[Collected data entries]

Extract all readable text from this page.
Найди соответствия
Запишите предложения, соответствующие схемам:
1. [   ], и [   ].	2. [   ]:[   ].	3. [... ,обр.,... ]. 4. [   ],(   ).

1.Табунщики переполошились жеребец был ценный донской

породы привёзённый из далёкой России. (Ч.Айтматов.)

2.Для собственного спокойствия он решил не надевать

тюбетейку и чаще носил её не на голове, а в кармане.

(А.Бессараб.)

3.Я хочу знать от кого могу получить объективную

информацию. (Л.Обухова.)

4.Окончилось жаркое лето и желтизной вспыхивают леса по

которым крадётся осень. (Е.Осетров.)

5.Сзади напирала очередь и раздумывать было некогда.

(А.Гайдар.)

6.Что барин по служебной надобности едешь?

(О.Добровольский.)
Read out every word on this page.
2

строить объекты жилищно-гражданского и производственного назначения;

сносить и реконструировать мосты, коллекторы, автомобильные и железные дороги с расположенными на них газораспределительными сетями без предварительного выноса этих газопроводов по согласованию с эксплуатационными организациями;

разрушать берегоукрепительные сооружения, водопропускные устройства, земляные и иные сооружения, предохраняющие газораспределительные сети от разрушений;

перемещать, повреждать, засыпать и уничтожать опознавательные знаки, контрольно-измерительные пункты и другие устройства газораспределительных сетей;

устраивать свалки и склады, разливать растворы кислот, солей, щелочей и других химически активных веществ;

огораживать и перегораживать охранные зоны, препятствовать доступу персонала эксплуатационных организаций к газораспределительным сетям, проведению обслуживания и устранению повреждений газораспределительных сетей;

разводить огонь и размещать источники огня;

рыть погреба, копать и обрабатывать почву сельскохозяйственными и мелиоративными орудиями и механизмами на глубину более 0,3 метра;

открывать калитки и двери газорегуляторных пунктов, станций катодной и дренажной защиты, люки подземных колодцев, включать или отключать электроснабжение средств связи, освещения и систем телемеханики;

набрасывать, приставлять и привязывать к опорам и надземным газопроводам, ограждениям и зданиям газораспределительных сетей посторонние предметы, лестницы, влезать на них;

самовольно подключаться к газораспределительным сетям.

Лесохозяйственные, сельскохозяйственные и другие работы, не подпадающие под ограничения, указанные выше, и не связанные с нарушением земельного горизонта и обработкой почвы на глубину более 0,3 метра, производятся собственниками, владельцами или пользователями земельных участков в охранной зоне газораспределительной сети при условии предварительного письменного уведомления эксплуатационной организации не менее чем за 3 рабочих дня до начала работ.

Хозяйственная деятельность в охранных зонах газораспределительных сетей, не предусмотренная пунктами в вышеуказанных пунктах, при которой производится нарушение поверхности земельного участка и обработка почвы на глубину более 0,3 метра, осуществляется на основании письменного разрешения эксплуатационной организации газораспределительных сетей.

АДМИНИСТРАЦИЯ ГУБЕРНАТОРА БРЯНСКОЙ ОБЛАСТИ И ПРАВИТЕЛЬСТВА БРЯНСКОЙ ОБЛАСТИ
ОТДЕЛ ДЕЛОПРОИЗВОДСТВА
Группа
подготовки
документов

• **Aim**
Write out the entire listing exactly.

• **Task solution**
Extract all readable text from this page.
Найди соответствия
Запишите предложения, соответствующие схемам:
1. [   ], и [   ].	2. [   ]:[   ].	3. [... ,обр.,... ]. 4. [   ],(   ).

1.Табунщики переполошились жеребец был ценный донской

породы привёзённый из далёкой России. (Ч.Айтматов.)

2.Для собственного спокойствия он решил не надевать

тюбетейку и чаще носил её не на голове, а в кармане.

(А.Бессараб.)

3.Я хочу знать от кого могу получить объективную

информацию. (Л.Обухова.)

4.Окончилось жаркое лето и желтизной вспыхивают леса по

которым крадётся осень. (Е.Осетров.)

5.Сзади напирала очередь и раздумывать было некогда.

(А.Гайдар.)

6.Что барин по служебной надобности едешь?

(О.Добровольский.)
Read out every word on this page.
2

строить объекты жилищно-гражданского и производственного назначения;

сносить и реконструировать мосты, коллекторы, автомобильные и железные дороги с расположенными на них газораспределительными сетями без предварительного выноса этих газопроводов по согласованию с эксплуатационными организациями;

разрушать берегоукрепительные сооружения, водопропускные устройства, земляные и иные сооружения, предохраняющие газораспределительные сети от разрушений;

перемещать, повреждать, засыпать и уничтожать опознавательные знаки, контрольно-измерительные пункты и другие устройства газораспределительных сетей;

устраивать свалки и склады, разливать растворы кислот, солей, щелочей и других химически активных веществ;

огораживать и перегораживать охранные зоны, препятствовать доступу персонала эксплуатационных организаций к газораспределительным сетям, проведению обслуживания и устранению повреждений газораспределительных сетей;

разводить огонь и размещать источники огня;

рыть погреба, копать и обрабатывать почву сельскохозяйственными и мелиоративными орудиями и механизмами на глубину более 0,3 метра;

открывать калитки и двери газорегуляторных пунктов, станций катодной и дренажной защиты, люки подземных колодцев, включать или отключать электроснабжение средств связи, освещения и систем телемеханики;

набрасывать, приставлять и привязывать к опорам и надземным газопроводам, ограждениям и зданиям газораспределительных сетей посторонние предметы, лестницы, влезать на них;

самовольно подключаться к газораспределительным сетям.

Лесохозяйственные, сельскохозяйственные и другие работы, не подпадающие под ограничения, указанные выше, и не связанные с нарушением земельного горизонта и обработкой почвы на глубину более 0,3 метра, производятся собственниками, владельцами или пользователями земельных участков в охранной зоне газораспределительной сети при условии предварительного письменного уведомления эксплуатационной организации не менее чем за 3 рабочих дня до начала работ.

Хозяйственная деятельность в охранных зонах газораспределительных сетей, не предусмотренная пунктами в вышеуказанных пунктах, при которой производится нарушение поверхности земельного участка и обработка почвы на глубину более 0,3 метра, осуществляется на основании письменного разрешения эксплуатационной организации газораспределительных сетей.

АДМИНИСТРАЦИЯ ГУБЕРНАТОРА БРЯНСКОЙ ОБЛАСТИ И ПРАВИТЕЛЬСТВА БРЯНСКОЙ ОБЛАСТИ
ОТДЕЛ ДЕЛОПРОИЗВОДСТВА
Группа
подготовки
документов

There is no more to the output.